Every line of the records below should be restated exactly.

------ Extracted material

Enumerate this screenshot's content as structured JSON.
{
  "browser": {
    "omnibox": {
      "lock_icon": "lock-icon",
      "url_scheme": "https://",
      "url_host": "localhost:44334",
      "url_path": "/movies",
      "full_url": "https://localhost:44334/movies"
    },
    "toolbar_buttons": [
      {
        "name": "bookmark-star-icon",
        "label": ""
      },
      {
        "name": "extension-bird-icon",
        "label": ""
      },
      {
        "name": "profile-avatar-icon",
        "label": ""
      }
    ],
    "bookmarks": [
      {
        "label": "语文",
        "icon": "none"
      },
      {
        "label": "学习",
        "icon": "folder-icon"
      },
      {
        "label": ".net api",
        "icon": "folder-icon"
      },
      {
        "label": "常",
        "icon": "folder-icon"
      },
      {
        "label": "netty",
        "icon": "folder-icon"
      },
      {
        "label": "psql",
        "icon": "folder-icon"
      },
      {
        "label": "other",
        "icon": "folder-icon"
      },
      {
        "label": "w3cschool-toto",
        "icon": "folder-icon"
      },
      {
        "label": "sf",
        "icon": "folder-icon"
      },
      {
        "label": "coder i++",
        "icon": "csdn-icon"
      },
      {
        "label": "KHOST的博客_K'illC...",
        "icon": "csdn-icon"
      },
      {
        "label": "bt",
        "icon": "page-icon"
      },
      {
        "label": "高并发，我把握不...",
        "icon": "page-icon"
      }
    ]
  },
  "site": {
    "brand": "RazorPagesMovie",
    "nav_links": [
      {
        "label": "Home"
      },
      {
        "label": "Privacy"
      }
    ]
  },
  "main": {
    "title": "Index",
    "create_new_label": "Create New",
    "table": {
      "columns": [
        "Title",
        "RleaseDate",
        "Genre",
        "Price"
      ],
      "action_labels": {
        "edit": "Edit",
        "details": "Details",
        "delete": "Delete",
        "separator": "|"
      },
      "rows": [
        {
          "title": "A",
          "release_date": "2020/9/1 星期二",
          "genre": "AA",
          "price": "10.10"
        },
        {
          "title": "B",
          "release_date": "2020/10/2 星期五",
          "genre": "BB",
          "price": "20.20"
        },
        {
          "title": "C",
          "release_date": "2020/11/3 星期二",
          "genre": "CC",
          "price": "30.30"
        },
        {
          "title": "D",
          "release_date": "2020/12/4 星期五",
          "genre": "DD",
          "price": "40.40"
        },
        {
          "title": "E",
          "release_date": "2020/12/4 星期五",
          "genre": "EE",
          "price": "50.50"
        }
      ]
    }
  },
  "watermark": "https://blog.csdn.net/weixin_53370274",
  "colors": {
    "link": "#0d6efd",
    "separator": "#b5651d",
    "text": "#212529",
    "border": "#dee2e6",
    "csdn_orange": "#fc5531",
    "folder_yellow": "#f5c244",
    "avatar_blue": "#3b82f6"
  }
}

------------

§ Output below
Enumerate this screenshot's content as structured JSON.
{
  "browser": {
    "omnibox": {
      "lock_icon": "lock-icon",
      "url_scheme": "https://",
      "url_host": "localhost:44334",
      "url_path": "/movies",
      "full_url": "https://localhost:44334/movies"
    },
    "toolbar_buttons": [
      {
        "name": "bookmark-star-icon",
        "label": ""
      },
      {
        "name": "extension-bird-icon",
        "label": ""
      },
      {
        "name": "profile-avatar-icon",
        "label": ""
      }
    ],
    "bookmarks": [
      {
        "label": "语文",
        "icon": "none"
      },
      {
        "label": "学习",
        "icon": "folder-icon"
      },
      {
        "label": ".net api",
        "icon": "folder-icon"
      },
      {
        "label": "常",
        "icon": "folder-icon"
      },
      {
        "label": "netty",
        "icon": "folder-icon"
      },
      {
        "label": "psql",
        "icon": "folder-icon"
      },
      {
        "label": "other",
        "icon": "folder-icon"
      },
      {
        "label": "w3cschool-toto",
        "icon": "folder-icon"
      },
      {
        "label": "sf",
        "icon": "folder-icon"
      },
      {
        "label": "coder i++",
        "icon": "csdn-icon"
      },
      {
        "label": "KHOST的博客_K'illC...",
        "icon": "csdn-icon"
      },
      {
        "label": "bt",
        "icon": "page-icon"
      },
      {
        "label": "高并发，我把握不...",
        "icon": "page-icon"
      }
    ]
  },
  "site": {
    "brand": "RazorPagesMovie",
    "nav_links": [
      {
        "label": "Home"
      },
      {
        "label": "Privacy"
      }
    ]
  },
  "main": {
    "title": "Index",
    "create_new_label": "Create New",
    "table": {
      "columns": [
        "Title",
        "RleaseDate",
        "Genre",
        "Price"
      ],
      "action_labels": {
        "edit": "Edit",
        "details": "Details",
        "delete": "Delete",
        "separator": "|"
      },
      "rows": [
        {
          "title": "A",
          "release_date": "2020/9/1 星期二",
          "genre": "AA",
          "price": "10.10"
        },
        {
          "title": "B",
          "release_date": "2020/10/2 星期五",
          "genre": "BB",
          "price": "20.20"
        },
        {
          "title": "C",
          "release_date": "2020/11/3 星期二",
          "genre": "CC",
          "price": "30.30"
        },
        {
          "title": "D",
          "release_date": "2020/12/4 星期五",
          "genre": "DD",
          "price": "40.40"
        },
        {
          "title": "E",
          "release_date": "2020/12/4 星期五",
          "genre": "EE",
          "price": "50.50"
        }
      ]
    }
  },
  "watermark": "https://blog.csdn.net/weixin_53370274",
  "colors": {
    "link": "#0d6efd",
    "separator": "#b5651d",
    "text": "#212529",
    "border": "#dee2e6",
    "csdn_orange": "#fc5531",
    "folder_yellow": "#f5c244",
    "avatar_blue": "#3b82f6"
  }
}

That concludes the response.